Exercise material =>
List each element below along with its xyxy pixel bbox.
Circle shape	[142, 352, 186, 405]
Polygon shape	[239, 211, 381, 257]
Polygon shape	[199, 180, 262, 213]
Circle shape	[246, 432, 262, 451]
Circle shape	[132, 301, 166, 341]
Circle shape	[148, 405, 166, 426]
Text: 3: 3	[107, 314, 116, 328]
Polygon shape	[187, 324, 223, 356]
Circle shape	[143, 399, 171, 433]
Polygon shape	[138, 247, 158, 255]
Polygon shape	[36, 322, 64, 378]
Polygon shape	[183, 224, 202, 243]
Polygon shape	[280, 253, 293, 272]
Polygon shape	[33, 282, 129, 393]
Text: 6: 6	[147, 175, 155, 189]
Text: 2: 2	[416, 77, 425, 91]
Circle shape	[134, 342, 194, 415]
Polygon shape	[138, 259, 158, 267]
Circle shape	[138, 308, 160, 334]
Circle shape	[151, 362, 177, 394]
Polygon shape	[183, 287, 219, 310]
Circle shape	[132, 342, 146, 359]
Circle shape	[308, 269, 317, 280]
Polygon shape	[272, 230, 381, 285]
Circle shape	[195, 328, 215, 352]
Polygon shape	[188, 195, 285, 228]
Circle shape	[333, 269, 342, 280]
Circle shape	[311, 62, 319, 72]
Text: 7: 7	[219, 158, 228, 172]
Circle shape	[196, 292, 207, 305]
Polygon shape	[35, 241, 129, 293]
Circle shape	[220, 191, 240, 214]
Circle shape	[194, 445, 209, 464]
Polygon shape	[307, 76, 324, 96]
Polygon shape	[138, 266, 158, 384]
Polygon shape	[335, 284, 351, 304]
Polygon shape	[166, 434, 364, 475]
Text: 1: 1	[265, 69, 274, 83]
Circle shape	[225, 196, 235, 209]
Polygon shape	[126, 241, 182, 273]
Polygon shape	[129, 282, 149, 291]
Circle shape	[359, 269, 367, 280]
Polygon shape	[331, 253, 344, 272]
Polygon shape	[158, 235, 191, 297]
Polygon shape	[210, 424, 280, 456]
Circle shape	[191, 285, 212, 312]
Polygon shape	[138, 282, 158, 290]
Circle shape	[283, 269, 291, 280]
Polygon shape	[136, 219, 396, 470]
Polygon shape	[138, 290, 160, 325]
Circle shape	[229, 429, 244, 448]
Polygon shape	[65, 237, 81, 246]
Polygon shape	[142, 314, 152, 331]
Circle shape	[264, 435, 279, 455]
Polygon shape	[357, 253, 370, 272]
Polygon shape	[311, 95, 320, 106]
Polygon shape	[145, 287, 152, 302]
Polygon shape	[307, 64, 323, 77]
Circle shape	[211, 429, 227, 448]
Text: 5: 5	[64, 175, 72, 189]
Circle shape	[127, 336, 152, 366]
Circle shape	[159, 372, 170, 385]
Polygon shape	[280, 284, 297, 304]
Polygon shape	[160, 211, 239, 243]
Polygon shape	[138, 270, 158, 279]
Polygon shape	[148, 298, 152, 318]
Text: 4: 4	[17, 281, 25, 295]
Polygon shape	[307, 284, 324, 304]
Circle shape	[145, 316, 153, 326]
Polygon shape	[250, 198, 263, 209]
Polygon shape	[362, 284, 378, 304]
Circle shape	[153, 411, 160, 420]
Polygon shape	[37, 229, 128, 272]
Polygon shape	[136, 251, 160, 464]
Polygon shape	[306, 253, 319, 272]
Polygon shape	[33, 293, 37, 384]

What you will do => Substitute "Round shape" for every occurrence of "Circle shape" in the lines above, and leave everything else unchanged.

Exercise solution =>
List each element below along with its xyxy pixel bbox.
Round shape	[142, 352, 186, 405]
Polygon shape	[239, 211, 381, 257]
Polygon shape	[199, 180, 262, 213]
Round shape	[246, 432, 262, 451]
Round shape	[132, 301, 166, 341]
Round shape	[148, 405, 166, 426]
Text: 3: 3	[107, 314, 116, 328]
Polygon shape	[187, 324, 223, 356]
Round shape	[143, 399, 171, 433]
Polygon shape	[138, 247, 158, 255]
Polygon shape	[36, 322, 64, 378]
Polygon shape	[183, 224, 202, 243]
Polygon shape	[280, 253, 293, 272]
Polygon shape	[33, 282, 129, 393]
Text: 6: 6	[147, 175, 155, 189]
Text: 2: 2	[416, 77, 425, 91]
Round shape	[134, 342, 194, 415]
Polygon shape	[138, 259, 158, 267]
Round shape	[138, 308, 160, 334]
Round shape	[151, 362, 177, 394]
Polygon shape	[183, 287, 219, 310]
Round shape	[132, 342, 146, 359]
Round shape	[308, 269, 317, 280]
Polygon shape	[272, 230, 381, 285]
Round shape	[195, 328, 215, 352]
Polygon shape	[188, 195, 285, 228]
Round shape	[333, 269, 342, 280]
Round shape	[311, 62, 319, 72]
Text: 7: 7	[219, 158, 228, 172]
Round shape	[196, 292, 207, 305]
Polygon shape	[35, 241, 129, 293]
Round shape	[220, 191, 240, 214]
Round shape	[194, 445, 209, 464]
Polygon shape	[307, 76, 324, 96]
Polygon shape	[138, 266, 158, 384]
Polygon shape	[335, 284, 351, 304]
Polygon shape	[166, 434, 364, 475]
Text: 1: 1	[265, 69, 274, 83]
Round shape	[225, 196, 235, 209]
Polygon shape	[126, 241, 182, 273]
Polygon shape	[129, 282, 149, 291]
Round shape	[359, 269, 367, 280]
Polygon shape	[331, 253, 344, 272]
Polygon shape	[158, 235, 191, 297]
Polygon shape	[210, 424, 280, 456]
Round shape	[191, 285, 212, 312]
Polygon shape	[138, 282, 158, 290]
Round shape	[283, 269, 291, 280]
Polygon shape	[136, 219, 396, 470]
Polygon shape	[138, 290, 160, 325]
Round shape	[229, 429, 244, 448]
Polygon shape	[65, 237, 81, 246]
Polygon shape	[142, 314, 152, 331]
Round shape	[264, 435, 279, 455]
Polygon shape	[357, 253, 370, 272]
Polygon shape	[311, 95, 320, 106]
Polygon shape	[145, 287, 152, 302]
Polygon shape	[307, 64, 323, 77]
Round shape	[211, 429, 227, 448]
Text: 5: 5	[64, 175, 72, 189]
Round shape	[127, 336, 152, 366]
Round shape	[159, 372, 170, 385]
Polygon shape	[280, 284, 297, 304]
Polygon shape	[160, 211, 239, 243]
Polygon shape	[138, 270, 158, 279]
Polygon shape	[148, 298, 152, 318]
Text: 4: 4	[17, 281, 25, 295]
Polygon shape	[307, 284, 324, 304]
Round shape	[145, 316, 153, 326]
Polygon shape	[250, 198, 263, 209]
Polygon shape	[362, 284, 378, 304]
Round shape	[153, 411, 160, 420]
Polygon shape	[37, 229, 128, 272]
Polygon shape	[136, 251, 160, 464]
Polygon shape	[306, 253, 319, 272]
Polygon shape	[33, 293, 37, 384]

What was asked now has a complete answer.